▶ _Task_: Collect all lines containing the word "coletiva" from the data.
- - -
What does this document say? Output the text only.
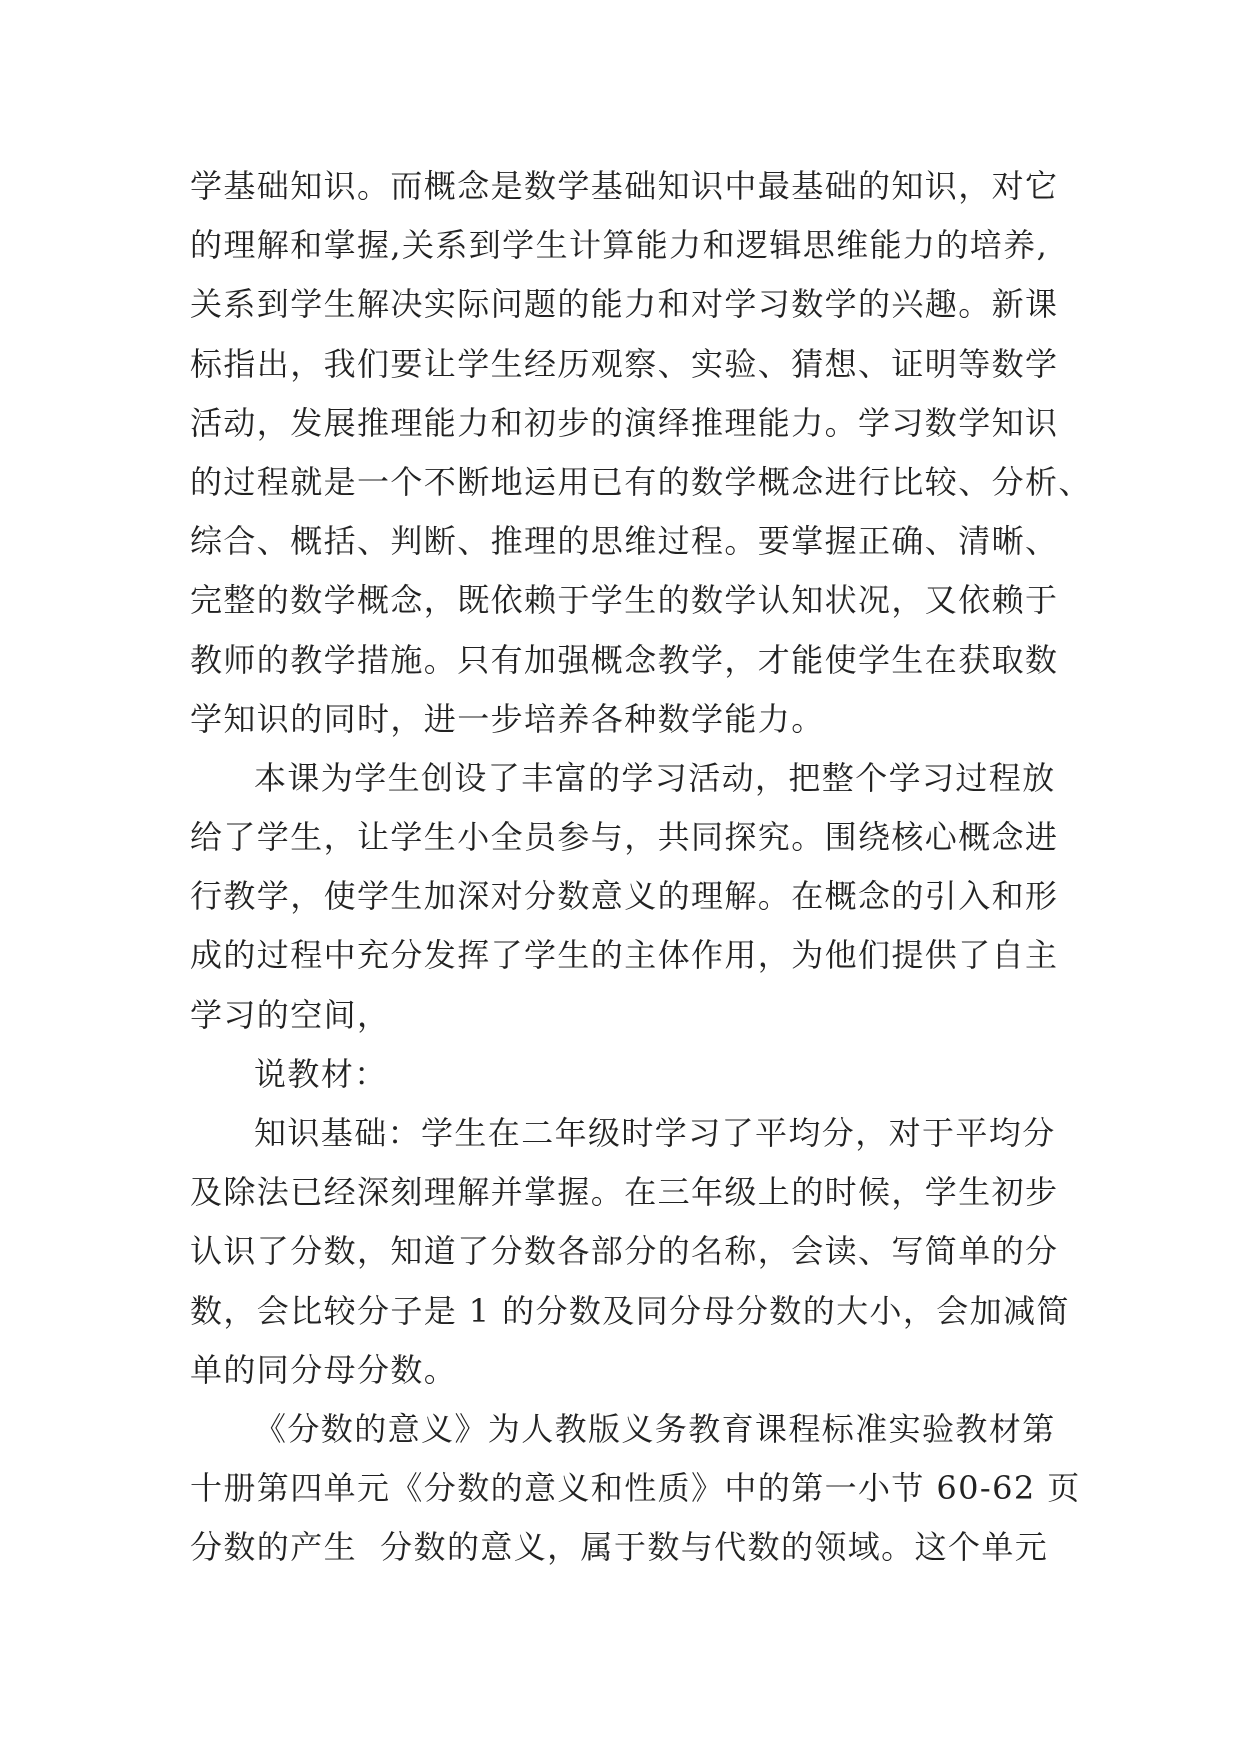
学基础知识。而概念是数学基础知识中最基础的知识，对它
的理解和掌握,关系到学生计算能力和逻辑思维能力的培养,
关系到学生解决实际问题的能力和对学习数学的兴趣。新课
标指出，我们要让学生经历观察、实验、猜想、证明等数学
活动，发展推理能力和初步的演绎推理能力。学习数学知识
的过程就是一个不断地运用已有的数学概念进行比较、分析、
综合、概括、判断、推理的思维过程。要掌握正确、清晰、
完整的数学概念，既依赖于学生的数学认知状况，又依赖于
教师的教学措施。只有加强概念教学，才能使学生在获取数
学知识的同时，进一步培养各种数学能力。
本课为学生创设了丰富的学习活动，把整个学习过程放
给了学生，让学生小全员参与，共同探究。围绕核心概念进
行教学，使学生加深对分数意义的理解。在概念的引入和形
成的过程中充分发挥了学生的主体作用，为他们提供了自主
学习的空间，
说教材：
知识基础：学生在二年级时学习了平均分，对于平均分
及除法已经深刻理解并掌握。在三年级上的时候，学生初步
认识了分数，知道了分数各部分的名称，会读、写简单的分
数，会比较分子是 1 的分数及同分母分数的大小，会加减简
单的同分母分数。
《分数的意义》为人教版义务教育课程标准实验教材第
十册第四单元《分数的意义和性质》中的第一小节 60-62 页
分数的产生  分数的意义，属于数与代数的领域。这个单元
- - -
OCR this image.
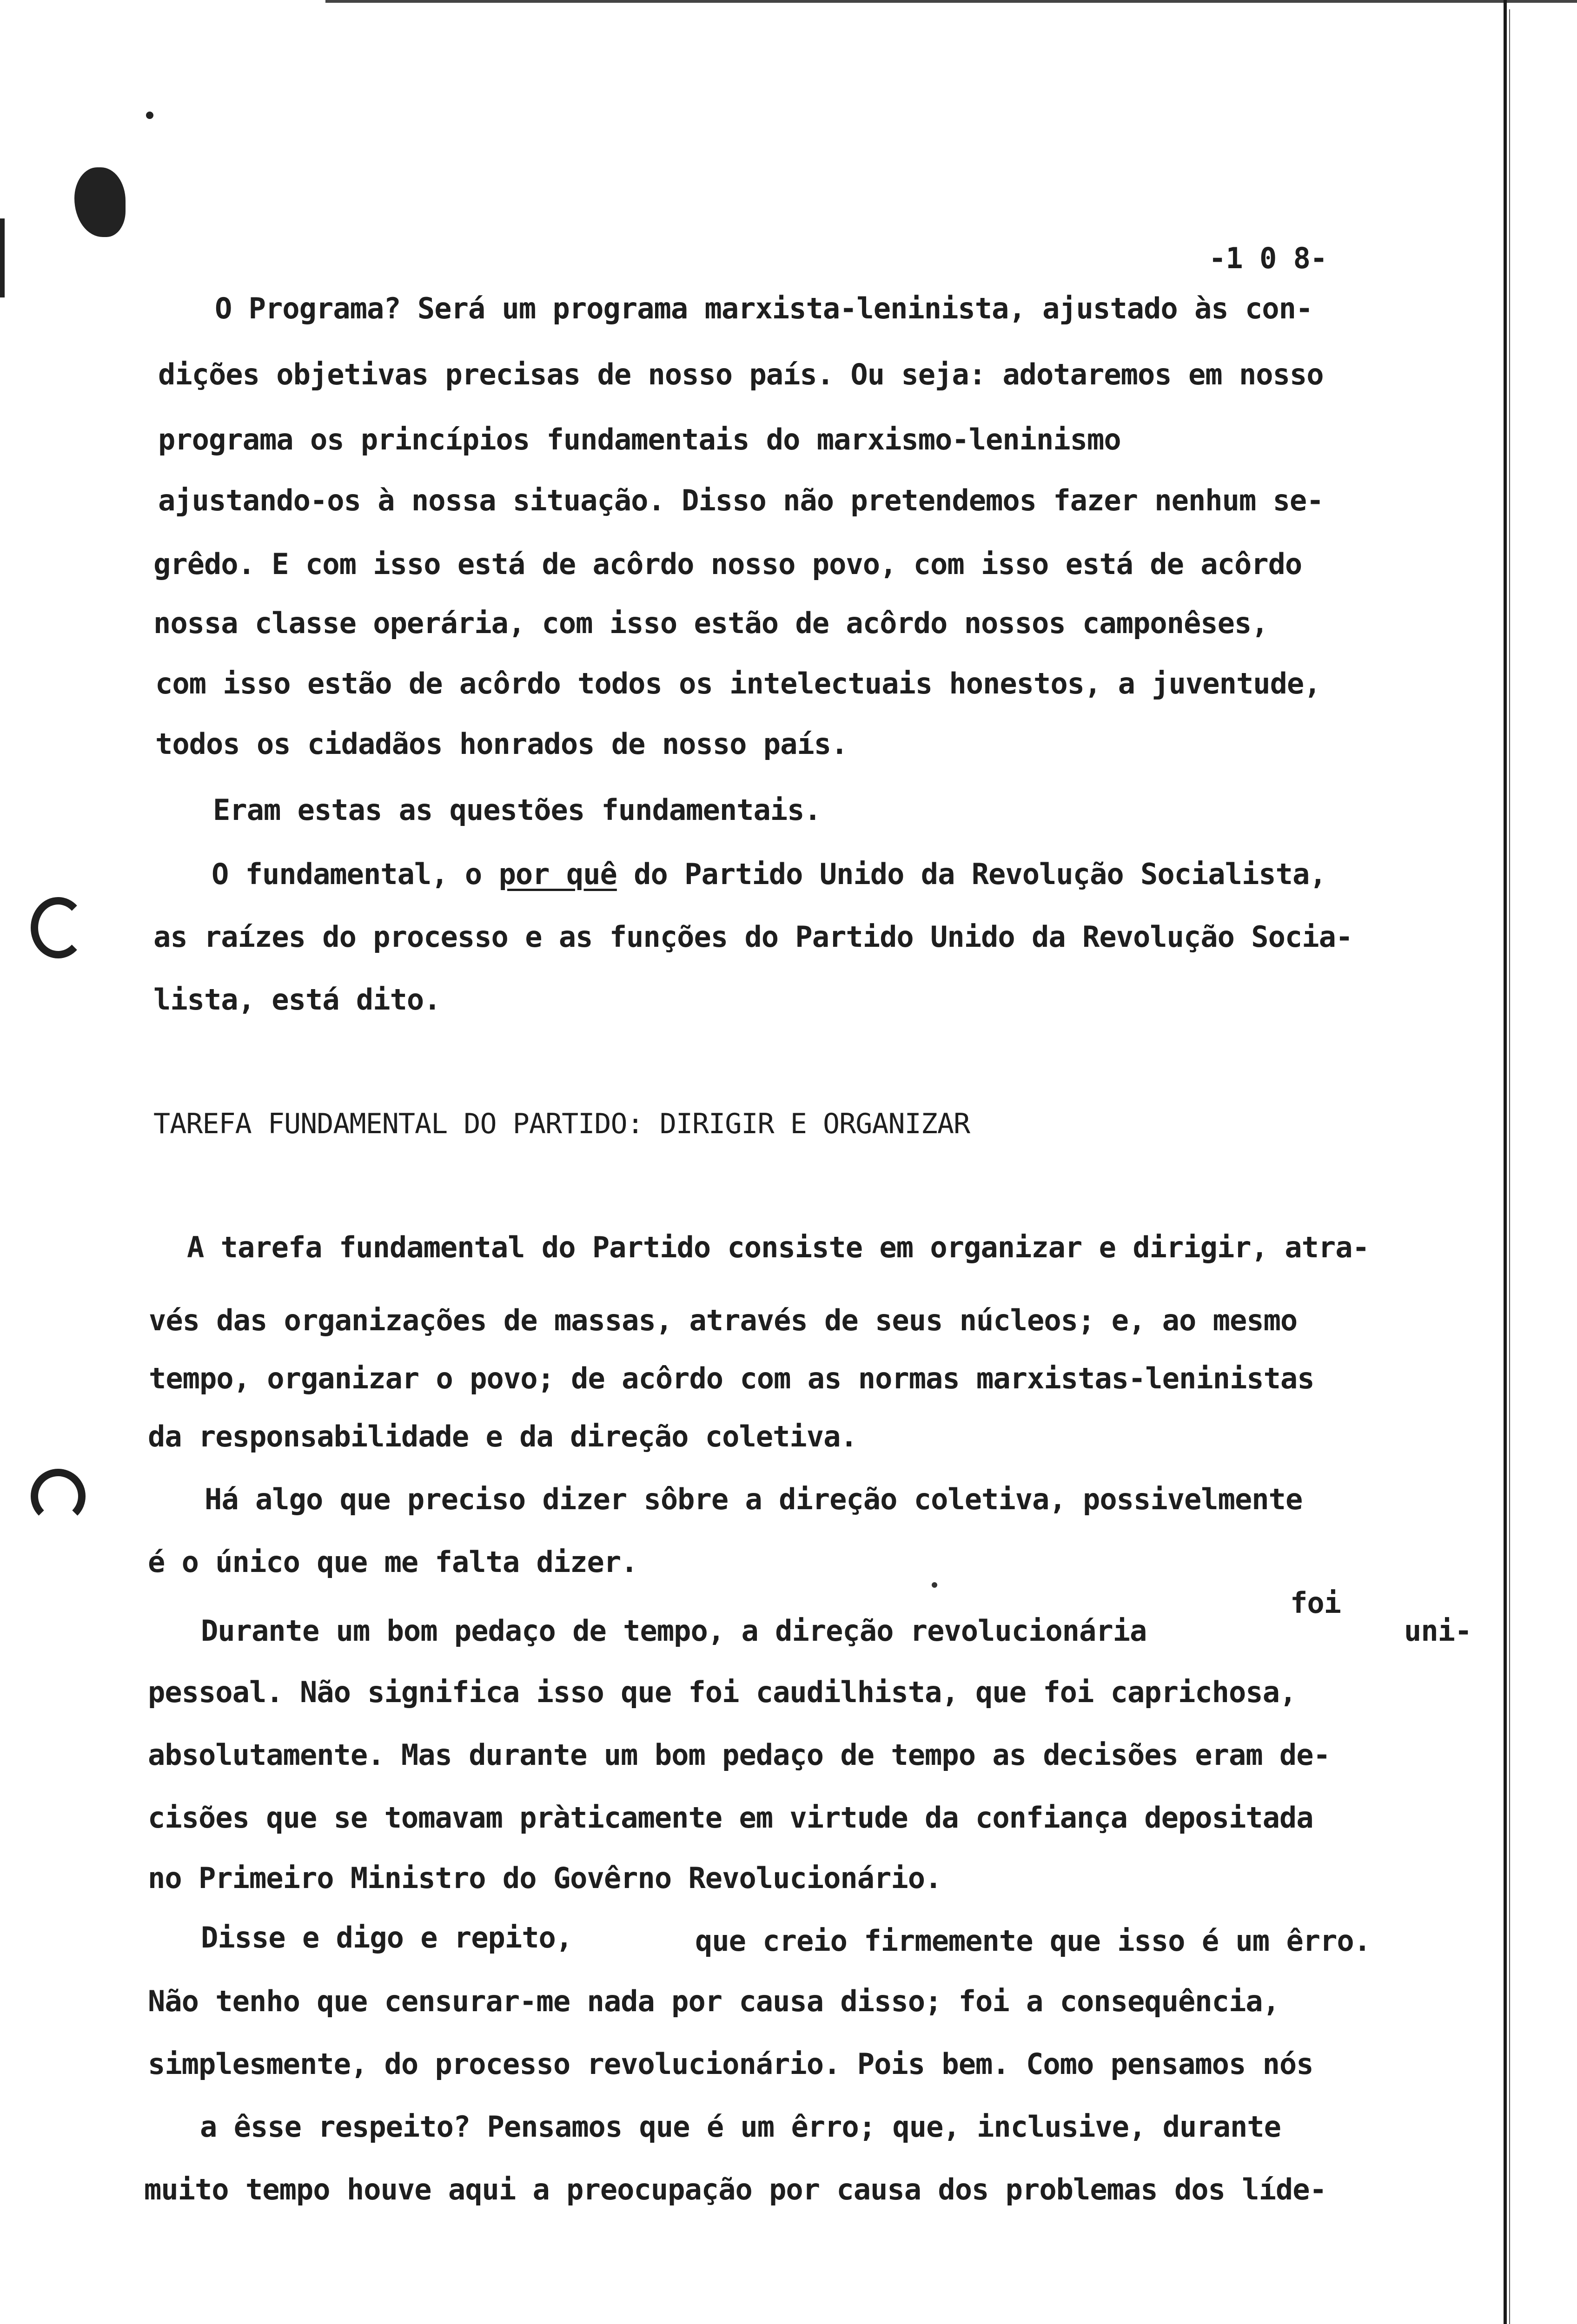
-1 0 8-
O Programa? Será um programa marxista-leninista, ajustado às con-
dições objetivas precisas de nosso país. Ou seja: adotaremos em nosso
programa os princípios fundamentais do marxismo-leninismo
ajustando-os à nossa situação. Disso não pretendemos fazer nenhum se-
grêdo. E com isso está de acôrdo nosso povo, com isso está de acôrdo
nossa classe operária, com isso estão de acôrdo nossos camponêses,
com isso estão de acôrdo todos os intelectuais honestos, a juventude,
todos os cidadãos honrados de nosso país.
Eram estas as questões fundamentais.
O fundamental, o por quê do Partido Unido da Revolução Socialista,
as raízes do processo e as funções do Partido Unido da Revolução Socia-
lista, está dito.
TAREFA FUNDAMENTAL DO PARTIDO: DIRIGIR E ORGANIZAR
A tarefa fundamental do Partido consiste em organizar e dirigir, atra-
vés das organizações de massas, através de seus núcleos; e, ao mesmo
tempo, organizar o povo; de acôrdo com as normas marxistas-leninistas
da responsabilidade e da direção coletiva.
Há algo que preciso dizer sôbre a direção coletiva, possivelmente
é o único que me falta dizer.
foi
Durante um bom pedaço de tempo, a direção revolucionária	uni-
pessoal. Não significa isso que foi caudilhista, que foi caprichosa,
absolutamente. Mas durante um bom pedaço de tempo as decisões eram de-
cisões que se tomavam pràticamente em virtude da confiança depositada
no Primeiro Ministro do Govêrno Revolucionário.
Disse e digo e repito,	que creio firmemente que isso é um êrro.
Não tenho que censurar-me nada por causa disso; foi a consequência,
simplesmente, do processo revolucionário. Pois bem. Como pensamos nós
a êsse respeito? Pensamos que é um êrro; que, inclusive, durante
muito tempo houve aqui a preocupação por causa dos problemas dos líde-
- - -
▶ _Result below_:
da responsabilidade e da direção coletiva.
Há algo que preciso dizer sôbre a direção coletiva, possivelmente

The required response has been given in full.